## WHAT THE TASK REQUIRES
Return the records that follow, matching each one exactly.

── PROVIDED DATA

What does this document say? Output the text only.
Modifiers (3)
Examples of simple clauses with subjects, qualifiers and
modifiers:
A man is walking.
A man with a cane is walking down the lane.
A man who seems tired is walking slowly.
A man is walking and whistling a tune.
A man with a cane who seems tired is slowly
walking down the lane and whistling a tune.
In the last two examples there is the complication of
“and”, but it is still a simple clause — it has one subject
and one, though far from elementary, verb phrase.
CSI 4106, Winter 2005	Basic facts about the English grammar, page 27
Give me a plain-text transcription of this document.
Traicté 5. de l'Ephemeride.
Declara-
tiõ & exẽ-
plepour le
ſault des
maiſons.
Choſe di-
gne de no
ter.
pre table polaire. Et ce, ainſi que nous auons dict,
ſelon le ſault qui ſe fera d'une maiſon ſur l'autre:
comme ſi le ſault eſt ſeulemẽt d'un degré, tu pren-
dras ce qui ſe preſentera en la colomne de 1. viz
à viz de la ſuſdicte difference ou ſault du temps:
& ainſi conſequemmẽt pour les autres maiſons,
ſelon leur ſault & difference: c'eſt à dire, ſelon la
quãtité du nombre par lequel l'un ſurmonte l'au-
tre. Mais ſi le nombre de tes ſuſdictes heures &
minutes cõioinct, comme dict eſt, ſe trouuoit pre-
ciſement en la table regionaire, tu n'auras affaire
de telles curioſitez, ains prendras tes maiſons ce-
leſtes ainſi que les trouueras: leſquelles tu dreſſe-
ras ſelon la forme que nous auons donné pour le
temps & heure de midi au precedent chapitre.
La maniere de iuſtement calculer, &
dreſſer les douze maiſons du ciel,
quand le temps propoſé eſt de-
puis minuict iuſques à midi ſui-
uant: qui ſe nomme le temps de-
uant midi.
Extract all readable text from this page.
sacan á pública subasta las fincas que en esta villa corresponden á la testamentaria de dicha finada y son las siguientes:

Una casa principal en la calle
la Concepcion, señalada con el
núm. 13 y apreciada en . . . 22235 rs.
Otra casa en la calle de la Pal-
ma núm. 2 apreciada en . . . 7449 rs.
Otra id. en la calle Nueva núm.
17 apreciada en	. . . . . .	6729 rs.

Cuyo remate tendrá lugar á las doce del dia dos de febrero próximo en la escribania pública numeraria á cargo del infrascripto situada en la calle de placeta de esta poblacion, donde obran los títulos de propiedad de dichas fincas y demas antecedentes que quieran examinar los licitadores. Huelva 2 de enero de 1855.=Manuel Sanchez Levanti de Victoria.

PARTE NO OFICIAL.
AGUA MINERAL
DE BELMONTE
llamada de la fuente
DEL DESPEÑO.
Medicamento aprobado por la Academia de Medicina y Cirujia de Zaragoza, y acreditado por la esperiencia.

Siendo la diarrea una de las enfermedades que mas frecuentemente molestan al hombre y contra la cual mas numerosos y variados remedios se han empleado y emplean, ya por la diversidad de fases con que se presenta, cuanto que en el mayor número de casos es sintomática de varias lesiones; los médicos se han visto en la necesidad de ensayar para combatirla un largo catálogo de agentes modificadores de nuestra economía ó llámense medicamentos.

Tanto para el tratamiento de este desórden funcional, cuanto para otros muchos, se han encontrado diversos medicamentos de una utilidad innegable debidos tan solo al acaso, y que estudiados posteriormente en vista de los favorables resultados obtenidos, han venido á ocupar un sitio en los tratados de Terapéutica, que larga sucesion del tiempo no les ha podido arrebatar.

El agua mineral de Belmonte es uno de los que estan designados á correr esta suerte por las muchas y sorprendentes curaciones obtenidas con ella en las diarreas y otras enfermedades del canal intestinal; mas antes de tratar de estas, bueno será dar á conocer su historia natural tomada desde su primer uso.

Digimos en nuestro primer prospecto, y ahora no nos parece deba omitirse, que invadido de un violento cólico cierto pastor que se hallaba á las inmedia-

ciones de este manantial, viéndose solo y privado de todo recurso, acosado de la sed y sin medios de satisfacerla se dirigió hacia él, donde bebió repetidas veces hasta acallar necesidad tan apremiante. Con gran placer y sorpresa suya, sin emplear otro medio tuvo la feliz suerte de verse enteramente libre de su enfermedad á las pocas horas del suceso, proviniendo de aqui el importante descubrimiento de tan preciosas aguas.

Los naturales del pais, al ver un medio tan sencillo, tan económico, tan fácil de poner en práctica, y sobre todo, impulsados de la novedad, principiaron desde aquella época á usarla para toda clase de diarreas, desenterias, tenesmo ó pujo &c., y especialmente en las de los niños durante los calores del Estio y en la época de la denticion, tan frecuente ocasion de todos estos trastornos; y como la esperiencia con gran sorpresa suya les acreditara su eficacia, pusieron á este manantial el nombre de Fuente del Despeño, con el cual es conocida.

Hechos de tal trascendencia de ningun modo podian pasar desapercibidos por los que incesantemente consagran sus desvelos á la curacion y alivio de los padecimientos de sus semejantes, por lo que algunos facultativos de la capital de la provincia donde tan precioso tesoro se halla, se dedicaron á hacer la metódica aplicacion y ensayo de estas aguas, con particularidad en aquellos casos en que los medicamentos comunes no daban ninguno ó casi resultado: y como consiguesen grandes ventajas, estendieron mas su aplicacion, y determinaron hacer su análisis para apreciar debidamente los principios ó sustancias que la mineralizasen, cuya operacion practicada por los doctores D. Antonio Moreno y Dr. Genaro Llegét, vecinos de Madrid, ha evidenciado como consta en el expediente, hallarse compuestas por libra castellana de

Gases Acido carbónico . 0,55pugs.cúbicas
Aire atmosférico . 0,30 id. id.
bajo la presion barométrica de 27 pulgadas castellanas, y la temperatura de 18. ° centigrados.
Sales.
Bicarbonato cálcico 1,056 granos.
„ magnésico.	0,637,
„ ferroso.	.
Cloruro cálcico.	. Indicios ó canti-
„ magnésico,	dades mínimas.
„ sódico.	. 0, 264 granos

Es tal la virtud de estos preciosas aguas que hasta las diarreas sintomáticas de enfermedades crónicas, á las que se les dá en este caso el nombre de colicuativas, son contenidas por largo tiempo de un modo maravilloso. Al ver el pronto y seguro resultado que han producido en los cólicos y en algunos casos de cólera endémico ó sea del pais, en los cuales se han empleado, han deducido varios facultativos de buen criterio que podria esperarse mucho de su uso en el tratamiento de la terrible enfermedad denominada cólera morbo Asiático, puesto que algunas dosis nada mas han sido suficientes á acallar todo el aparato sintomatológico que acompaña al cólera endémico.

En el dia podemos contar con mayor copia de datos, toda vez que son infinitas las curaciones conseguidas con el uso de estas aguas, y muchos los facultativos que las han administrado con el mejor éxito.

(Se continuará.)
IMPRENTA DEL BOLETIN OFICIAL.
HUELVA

────

## EXERCISE OUTPUT
What does this document say? Output the text only.
Modifiers (3)
Examples of simple clauses with subjects, qualifiers and
modifiers:
A man is walking.
A man with a cane is walking down the lane.
A man who seems tired is walking slowly.
A man is walking and whistling a tune.
A man with a cane who seems tired is slowly
walking down the lane and whistling a tune.
In the last two examples there is the complication of
“and”, but it is still a simple clause — it has one subject
and one, though far from elementary, verb phrase.
CSI 4106, Winter 2005	Basic facts about the English grammar, page 27
Give me a plain-text transcription of this document.
Traicté 5. de l'Ephemeride.
Declara-
tiõ & exẽ-
plepour le
ſault des
maiſons.
Choſe di-
gne de no
ter.
pre table polaire. Et ce, ainſi que nous auons dict,
ſelon le ſault qui ſe fera d'une maiſon ſur l'autre:
comme ſi le ſault eſt ſeulemẽt d'un degré, tu pren-
dras ce qui ſe preſentera en la colomne de 1. viz
à viz de la ſuſdicte difference ou ſault du temps:
& ainſi conſequemmẽt pour les autres maiſons,
ſelon leur ſault & difference: c'eſt à dire, ſelon la
quãtité du nombre par lequel l'un ſurmonte l'au-
tre. Mais ſi le nombre de tes ſuſdictes heures &
minutes cõioinct, comme dict eſt, ſe trouuoit pre-
ciſement en la table regionaire, tu n'auras affaire
de telles curioſitez, ains prendras tes maiſons ce-
leſtes ainſi que les trouueras: leſquelles tu dreſſe-
ras ſelon la forme que nous auons donné pour le
temps & heure de midi au precedent chapitre.
La maniere de iuſtement calculer, &
dreſſer les douze maiſons du ciel,
quand le temps propoſé eſt de-
puis minuict iuſques à midi ſui-
uant: qui ſe nomme le temps de-
uant midi.
Extract all readable text from this page.
sacan á pública subasta las fincas que en esta villa corresponden á la testamentaria de dicha finada y son las siguientes:

Una casa principal en la calle
la Concepcion, señalada con el
núm. 13 y apreciada en . . . 22235 rs.
Otra casa en la calle de la Pal-
ma núm. 2 apreciada en . . . 7449 rs.
Otra id. en la calle Nueva núm.
17 apreciada en	. . . . . .	6729 rs.

Cuyo remate tendrá lugar á las doce del dia dos de febrero próximo en la escribania pública numeraria á cargo del infrascripto situada en la calle de placeta de esta poblacion, donde obran los títulos de propiedad de dichas fincas y demas antecedentes que quieran examinar los licitadores. Huelva 2 de enero de 1855.=Manuel Sanchez Levanti de Victoria.

PARTE NO OFICIAL.
AGUA MINERAL
DE BELMONTE
llamada de la fuente
DEL DESPEÑO.
Medicamento aprobado por la Academia de Medicina y Cirujia de Zaragoza, y acreditado por la esperiencia.

Siendo la diarrea una de las enfermedades que mas frecuentemente molestan al hombre y contra la cual mas numerosos y variados remedios se han empleado y emplean, ya por la diversidad de fases con que se presenta, cuanto que en el mayor número de casos es sintomática de varias lesiones; los médicos se han visto en la necesidad de ensayar para combatirla un largo catálogo de agentes modificadores de nuestra economía ó llámense medicamentos.

Tanto para el tratamiento de este desórden funcional, cuanto para otros muchos, se han encontrado diversos medicamentos de una utilidad innegable debidos tan solo al acaso, y que estudiados posteriormente en vista de los favorables resultados obtenidos, han venido á ocupar un sitio en los tratados de Terapéutica, que larga sucesion del tiempo no les ha podido arrebatar.

El agua mineral de Belmonte es uno de los que estan designados á correr esta suerte por las muchas y sorprendentes curaciones obtenidas con ella en las diarreas y otras enfermedades del canal intestinal; mas antes de tratar de estas, bueno será dar á conocer su historia natural tomada desde su primer uso.

Digimos en nuestro primer prospecto, y ahora no nos parece deba omitirse, que invadido de un violento cólico cierto pastor que se hallaba á las inmedia-

ciones de este manantial, viéndose solo y privado de todo recurso, acosado de la sed y sin medios de satisfacerla se dirigió hacia él, donde bebió repetidas veces hasta acallar necesidad tan apremiante. Con gran placer y sorpresa suya, sin emplear otro medio tuvo la feliz suerte de verse enteramente libre de su enfermedad á las pocas horas del suceso, proviniendo de aqui el importante descubrimiento de tan preciosas aguas.

Los naturales del pais, al ver un medio tan sencillo, tan económico, tan fácil de poner en práctica, y sobre todo, impulsados de la novedad, principiaron desde aquella época á usarla para toda clase de diarreas, desenterias, tenesmo ó pujo &c., y especialmente en las de los niños durante los calores del Estio y en la época de la denticion, tan frecuente ocasion de todos estos trastornos; y como la esperiencia con gran sorpresa suya les acreditara su eficacia, pusieron á este manantial el nombre de Fuente del Despeño, con el cual es conocida.

Hechos de tal trascendencia de ningun modo podian pasar desapercibidos por los que incesantemente consagran sus desvelos á la curacion y alivio de los padecimientos de sus semejantes, por lo que algunos facultativos de la capital de la provincia donde tan precioso tesoro se halla, se dedicaron á hacer la metódica aplicacion y ensayo de estas aguas, con particularidad en aquellos casos en que los medicamentos comunes no daban ninguno ó casi resultado: y como consiguesen grandes ventajas, estendieron mas su aplicacion, y determinaron hacer su análisis para apreciar debidamente los principios ó sustancias que la mineralizasen, cuya operacion practicada por los doctores D. Antonio Moreno y Dr. Genaro Llegét, vecinos de Madrid, ha evidenciado como consta en el expediente, hallarse compuestas por libra castellana de

Gases Acido carbónico . 0,55pugs.cúbicas
Aire atmosférico . 0,30 id. id.
bajo la presion barométrica de 27 pulgadas castellanas, y la temperatura de 18. ° centigrados.
Sales.
Bicarbonato cálcico 1,056 granos.
„ magnésico.	0,637,
„ ferroso.	.
Cloruro cálcico.	. Indicios ó canti-
„ magnésico,	dades mínimas.
„ sódico.	. 0, 264 granos

Es tal la virtud de estos preciosas aguas que hasta las diarreas sintomáticas de enfermedades crónicas, á las que se les dá en este caso el nombre de colicuativas, son contenidas por largo tiempo de un modo maravilloso. Al ver el pronto y seguro resultado que han producido en los cólicos y en algunos casos de cólera endémico ó sea del pais, en los cuales se han empleado, han deducido varios facultativos de buen criterio que podria esperarse mucho de su uso en el tratamiento de la terrible enfermedad denominada cólera morbo Asiático, puesto que algunas dosis nada mas han sido suficientes á acallar todo el aparato sintomatológico que acompaña al cólera endémico.

En el dia podemos contar con mayor copia de datos, toda vez que son infinitas las curaciones conseguidas con el uso de estas aguas, y muchos los facultativos que las han administrado con el mejor éxito.

(Se continuará.)
IMPRENTA DEL BOLETIN OFICIAL.
HUELVA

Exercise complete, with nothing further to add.